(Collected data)
---+---
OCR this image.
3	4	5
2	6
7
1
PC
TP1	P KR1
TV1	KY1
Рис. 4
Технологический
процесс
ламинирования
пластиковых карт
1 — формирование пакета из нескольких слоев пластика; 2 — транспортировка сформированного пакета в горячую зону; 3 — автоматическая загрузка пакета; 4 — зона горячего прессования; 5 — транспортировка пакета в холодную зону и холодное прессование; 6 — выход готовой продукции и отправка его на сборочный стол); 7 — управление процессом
---+---
Retype all of the material above with every character intact.

OCR this image.
3	4	5
2	6
7
1
PC
TP1	P KR1
TV1	KY1
Рис. 4
Технологический
процесс
ламинирования
пластиковых карт
1 — формирование пакета из нескольких слоев пластика; 2 — транспортировка сформированного пакета в горячую зону; 3 — автоматическая загрузка пакета; 4 — зона горячего прессования; 5 — транспортировка пакета в холодную зону и холодное прессование; 6 — выход готовой продукции и отправка его на сборочный стол); 7 — управление процессом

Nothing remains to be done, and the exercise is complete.